[begin MATERIAL PROVIDED]
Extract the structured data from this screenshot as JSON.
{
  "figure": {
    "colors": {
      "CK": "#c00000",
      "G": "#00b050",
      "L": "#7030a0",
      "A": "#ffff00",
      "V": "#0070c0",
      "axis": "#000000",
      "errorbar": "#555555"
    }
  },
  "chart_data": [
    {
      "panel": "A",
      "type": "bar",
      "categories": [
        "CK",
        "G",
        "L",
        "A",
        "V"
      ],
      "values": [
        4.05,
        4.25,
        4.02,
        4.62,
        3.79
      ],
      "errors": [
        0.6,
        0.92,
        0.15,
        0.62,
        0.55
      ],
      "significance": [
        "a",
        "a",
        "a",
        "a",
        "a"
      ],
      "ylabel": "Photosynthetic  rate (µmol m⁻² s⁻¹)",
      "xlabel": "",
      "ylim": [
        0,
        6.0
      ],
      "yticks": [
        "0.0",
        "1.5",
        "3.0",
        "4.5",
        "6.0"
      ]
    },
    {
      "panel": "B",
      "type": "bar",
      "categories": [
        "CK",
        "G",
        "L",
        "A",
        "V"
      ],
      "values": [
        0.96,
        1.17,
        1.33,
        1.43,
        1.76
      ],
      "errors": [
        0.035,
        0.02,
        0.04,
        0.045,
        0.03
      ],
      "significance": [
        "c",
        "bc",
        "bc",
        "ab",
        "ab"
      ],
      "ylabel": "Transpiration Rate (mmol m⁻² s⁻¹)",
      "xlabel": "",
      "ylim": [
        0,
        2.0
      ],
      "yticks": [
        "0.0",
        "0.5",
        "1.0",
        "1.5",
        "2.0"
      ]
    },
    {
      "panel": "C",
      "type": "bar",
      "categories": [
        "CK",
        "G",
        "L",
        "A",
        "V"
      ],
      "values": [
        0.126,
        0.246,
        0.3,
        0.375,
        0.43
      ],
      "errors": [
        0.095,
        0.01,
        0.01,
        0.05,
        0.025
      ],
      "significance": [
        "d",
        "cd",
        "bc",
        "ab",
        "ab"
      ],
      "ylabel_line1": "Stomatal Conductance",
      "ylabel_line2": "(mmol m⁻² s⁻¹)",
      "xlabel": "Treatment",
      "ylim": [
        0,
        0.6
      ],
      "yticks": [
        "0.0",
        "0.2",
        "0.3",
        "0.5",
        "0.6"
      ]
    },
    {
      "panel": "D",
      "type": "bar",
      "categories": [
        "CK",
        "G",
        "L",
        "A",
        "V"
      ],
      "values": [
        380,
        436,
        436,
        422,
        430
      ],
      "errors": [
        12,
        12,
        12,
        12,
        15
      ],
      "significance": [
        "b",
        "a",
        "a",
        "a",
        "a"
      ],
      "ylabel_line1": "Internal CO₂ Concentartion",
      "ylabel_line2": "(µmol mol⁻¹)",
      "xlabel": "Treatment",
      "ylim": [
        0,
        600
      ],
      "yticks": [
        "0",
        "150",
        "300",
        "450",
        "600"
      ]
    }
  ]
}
[end MATERIAL PROVIDED]
# [EXERCISE INSTRUCTIONS]
Repeat the lines above exactly.

# [RESULT OF THE TASK]
Extract the structured data from this screenshot as JSON.
{
  "figure": {
    "colors": {
      "CK": "#c00000",
      "G": "#00b050",
      "L": "#7030a0",
      "A": "#ffff00",
      "V": "#0070c0",
      "axis": "#000000",
      "errorbar": "#555555"
    }
  },
  "chart_data": [
    {
      "panel": "A",
      "type": "bar",
      "categories": [
        "CK",
        "G",
        "L",
        "A",
        "V"
      ],
      "values": [
        4.05,
        4.25,
        4.02,
        4.62,
        3.79
      ],
      "errors": [
        0.6,
        0.92,
        0.15,
        0.62,
        0.55
      ],
      "significance": [
        "a",
        "a",
        "a",
        "a",
        "a"
      ],
      "ylabel": "Photosynthetic  rate (µmol m⁻² s⁻¹)",
      "xlabel": "",
      "ylim": [
        0,
        6.0
      ],
      "yticks": [
        "0.0",
        "1.5",
        "3.0",
        "4.5",
        "6.0"
      ]
    },
    {
      "panel": "B",
      "type": "bar",
      "categories": [
        "CK",
        "G",
        "L",
        "A",
        "V"
      ],
      "values": [
        0.96,
        1.17,
        1.33,
        1.43,
        1.76
      ],
      "errors": [
        0.035,
        0.02,
        0.04,
        0.045,
        0.03
      ],
      "significance": [
        "c",
        "bc",
        "bc",
        "ab",
        "ab"
      ],
      "ylabel": "Transpiration Rate (mmol m⁻² s⁻¹)",
      "xlabel": "",
      "ylim": [
        0,
        2.0
      ],
      "yticks": [
        "0.0",
        "0.5",
        "1.0",
        "1.5",
        "2.0"
      ]
    },
    {
      "panel": "C",
      "type": "bar",
      "categories": [
        "CK",
        "G",
        "L",
        "A",
        "V"
      ],
      "values": [
        0.126,
        0.246,
        0.3,
        0.375,
        0.43
      ],
      "errors": [
        0.095,
        0.01,
        0.01,
        0.05,
        0.025
      ],
      "significance": [
        "d",
        "cd",
        "bc",
        "ab",
        "ab"
      ],
      "ylabel_line1": "Stomatal Conductance",
      "ylabel_line2": "(mmol m⁻² s⁻¹)",
      "xlabel": "Treatment",
      "ylim": [
        0,
        0.6
      ],
      "yticks": [
        "0.0",
        "0.2",
        "0.3",
        "0.5",
        "0.6"
      ]
    },
    {
      "panel": "D",
      "type": "bar",
      "categories": [
        "CK",
        "G",
        "L",
        "A",
        "V"
      ],
      "values": [
        380,
        436,
        436,
        422,
        430
      ],
      "errors": [
        12,
        12,
        12,
        12,
        15
      ],
      "significance": [
        "b",
        "a",
        "a",
        "a",
        "a"
      ],
      "ylabel_line1": "Internal CO₂ Concentartion",
      "ylabel_line2": "(µmol mol⁻¹)",
      "xlabel": "Treatment",
      "ylim": [
        0,
        600
      ],
      "yticks": [
        "0",
        "150",
        "300",
        "450",
        "600"
      ]
    }
  ]
}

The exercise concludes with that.